# INSTRUCTION
How many lines in the entries below contain "text"? Answer with the number only.

Saved entries
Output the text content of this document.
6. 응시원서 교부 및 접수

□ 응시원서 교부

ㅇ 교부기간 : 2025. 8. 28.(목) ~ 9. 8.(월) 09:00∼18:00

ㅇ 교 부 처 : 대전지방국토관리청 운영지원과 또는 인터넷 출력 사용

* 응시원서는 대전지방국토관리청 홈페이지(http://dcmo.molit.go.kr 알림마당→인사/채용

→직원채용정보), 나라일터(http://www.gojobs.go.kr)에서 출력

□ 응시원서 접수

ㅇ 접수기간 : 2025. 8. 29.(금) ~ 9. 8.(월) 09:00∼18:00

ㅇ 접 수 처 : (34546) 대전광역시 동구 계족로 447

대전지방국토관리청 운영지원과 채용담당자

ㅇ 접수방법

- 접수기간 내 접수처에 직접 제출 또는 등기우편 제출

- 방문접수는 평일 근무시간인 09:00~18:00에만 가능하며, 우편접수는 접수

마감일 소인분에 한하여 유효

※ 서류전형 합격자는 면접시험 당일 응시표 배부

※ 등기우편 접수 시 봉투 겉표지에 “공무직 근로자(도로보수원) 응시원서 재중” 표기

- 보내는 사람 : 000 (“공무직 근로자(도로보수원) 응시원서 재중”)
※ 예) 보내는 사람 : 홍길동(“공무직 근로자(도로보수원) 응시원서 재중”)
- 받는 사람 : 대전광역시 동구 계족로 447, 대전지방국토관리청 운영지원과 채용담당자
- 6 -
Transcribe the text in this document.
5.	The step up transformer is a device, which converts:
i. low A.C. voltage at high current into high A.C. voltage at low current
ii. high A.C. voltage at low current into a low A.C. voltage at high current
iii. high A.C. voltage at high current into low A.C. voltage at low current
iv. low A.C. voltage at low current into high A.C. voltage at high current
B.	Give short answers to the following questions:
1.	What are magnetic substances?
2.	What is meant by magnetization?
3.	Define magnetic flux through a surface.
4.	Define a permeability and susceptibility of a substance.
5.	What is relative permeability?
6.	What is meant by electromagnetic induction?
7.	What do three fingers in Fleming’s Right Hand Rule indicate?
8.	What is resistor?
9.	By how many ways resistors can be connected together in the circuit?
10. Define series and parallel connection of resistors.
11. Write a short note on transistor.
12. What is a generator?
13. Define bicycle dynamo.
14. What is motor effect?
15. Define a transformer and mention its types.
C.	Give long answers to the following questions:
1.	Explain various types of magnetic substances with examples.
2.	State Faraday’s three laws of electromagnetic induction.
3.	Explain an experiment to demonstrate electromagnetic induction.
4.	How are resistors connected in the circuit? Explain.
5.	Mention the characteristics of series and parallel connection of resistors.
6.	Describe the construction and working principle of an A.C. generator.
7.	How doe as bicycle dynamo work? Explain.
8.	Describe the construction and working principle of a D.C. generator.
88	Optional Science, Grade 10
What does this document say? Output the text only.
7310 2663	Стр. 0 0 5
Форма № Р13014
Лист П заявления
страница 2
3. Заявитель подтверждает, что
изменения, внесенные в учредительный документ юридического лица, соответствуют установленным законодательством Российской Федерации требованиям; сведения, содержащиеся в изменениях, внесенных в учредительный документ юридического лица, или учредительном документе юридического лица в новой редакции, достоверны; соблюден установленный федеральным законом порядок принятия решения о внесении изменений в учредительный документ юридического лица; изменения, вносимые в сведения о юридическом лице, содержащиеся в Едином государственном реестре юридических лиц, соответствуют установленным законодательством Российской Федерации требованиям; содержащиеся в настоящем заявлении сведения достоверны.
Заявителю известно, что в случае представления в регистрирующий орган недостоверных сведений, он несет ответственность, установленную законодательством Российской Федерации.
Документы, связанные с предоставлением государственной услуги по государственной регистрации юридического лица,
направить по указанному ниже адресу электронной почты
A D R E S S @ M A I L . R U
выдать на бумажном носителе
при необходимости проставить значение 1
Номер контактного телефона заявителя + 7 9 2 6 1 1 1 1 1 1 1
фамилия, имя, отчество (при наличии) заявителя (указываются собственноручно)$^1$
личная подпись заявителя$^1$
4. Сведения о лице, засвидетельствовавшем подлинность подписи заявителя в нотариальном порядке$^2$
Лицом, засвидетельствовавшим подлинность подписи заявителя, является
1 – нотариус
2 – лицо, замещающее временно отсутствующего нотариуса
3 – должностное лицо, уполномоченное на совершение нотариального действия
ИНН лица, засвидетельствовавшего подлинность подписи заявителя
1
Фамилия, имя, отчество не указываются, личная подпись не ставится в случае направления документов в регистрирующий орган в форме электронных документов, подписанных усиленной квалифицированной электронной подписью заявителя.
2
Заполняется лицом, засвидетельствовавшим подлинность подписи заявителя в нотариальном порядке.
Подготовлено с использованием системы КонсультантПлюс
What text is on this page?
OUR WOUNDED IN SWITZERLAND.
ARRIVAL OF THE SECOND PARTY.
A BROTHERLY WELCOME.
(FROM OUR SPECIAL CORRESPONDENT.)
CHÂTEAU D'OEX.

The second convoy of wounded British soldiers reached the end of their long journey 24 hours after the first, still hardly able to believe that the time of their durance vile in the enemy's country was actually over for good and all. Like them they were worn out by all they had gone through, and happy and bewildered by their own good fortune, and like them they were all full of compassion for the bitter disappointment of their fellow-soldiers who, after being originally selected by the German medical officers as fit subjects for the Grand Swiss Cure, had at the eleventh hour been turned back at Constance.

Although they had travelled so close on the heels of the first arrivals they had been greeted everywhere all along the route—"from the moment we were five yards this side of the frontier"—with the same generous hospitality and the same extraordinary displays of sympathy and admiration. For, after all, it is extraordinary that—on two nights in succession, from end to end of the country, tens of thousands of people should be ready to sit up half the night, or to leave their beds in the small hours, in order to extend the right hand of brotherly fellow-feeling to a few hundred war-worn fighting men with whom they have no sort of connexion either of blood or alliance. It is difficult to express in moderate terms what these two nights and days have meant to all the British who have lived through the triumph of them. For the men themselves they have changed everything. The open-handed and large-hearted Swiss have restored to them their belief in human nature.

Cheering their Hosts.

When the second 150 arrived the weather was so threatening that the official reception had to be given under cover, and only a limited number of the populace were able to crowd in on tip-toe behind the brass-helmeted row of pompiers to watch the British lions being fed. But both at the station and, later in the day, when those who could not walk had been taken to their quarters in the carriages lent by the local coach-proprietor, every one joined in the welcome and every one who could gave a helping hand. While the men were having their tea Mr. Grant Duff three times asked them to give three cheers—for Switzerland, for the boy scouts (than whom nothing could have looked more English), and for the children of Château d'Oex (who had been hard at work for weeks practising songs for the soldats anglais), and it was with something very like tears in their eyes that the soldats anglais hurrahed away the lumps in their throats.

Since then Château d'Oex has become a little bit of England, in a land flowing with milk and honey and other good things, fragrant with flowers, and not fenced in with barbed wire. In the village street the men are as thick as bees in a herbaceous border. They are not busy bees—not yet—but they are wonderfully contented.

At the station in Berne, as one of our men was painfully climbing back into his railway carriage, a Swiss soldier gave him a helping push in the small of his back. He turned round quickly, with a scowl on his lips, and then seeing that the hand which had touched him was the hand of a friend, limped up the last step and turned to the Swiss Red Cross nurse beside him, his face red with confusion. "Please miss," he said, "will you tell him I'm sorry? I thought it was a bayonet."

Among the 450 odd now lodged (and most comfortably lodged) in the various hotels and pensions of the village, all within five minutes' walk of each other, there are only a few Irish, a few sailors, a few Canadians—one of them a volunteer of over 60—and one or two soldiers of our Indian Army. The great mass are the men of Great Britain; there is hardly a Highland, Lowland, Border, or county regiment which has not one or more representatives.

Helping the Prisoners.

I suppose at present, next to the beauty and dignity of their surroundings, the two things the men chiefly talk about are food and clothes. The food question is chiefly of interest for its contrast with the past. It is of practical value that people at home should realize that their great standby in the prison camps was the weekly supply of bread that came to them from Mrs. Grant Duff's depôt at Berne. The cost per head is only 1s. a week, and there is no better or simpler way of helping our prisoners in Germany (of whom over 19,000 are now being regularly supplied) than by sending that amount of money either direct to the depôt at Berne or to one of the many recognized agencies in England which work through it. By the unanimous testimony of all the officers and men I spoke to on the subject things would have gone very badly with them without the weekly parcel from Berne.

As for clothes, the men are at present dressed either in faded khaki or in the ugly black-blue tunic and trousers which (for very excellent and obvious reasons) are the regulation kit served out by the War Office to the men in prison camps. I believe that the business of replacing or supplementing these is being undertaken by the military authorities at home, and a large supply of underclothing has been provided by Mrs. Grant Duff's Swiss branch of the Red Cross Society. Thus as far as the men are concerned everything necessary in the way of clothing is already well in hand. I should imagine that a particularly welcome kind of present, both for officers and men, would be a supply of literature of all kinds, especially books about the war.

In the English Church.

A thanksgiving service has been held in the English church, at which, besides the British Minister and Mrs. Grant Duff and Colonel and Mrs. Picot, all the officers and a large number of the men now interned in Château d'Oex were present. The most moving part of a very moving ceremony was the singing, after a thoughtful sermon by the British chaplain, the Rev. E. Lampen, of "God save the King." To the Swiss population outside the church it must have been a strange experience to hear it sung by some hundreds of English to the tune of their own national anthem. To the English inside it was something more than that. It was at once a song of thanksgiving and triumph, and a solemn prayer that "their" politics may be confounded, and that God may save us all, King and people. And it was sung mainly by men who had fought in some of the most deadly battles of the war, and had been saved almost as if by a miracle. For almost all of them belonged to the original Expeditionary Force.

# SOLVED EXERCISE
4